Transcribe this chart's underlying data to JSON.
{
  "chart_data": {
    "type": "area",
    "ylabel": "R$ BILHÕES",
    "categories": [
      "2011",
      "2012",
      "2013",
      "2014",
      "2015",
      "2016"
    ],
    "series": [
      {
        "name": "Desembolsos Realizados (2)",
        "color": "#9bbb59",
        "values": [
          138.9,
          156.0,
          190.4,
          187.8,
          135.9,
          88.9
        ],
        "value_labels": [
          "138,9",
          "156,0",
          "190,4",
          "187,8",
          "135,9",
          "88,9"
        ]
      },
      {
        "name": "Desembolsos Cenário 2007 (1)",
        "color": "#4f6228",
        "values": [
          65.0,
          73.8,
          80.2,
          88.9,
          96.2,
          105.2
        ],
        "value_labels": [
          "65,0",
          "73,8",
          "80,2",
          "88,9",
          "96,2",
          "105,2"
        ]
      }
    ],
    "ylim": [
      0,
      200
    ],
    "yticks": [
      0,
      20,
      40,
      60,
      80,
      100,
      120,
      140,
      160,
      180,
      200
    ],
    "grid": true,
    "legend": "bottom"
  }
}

▶ **Exercise**
Collect the lines of the records that include the string "name".

▶ **Written answer**
        "name": "Desembolsos Realizados (2)",
        "name": "Desembolsos Cenário 2007 (1)",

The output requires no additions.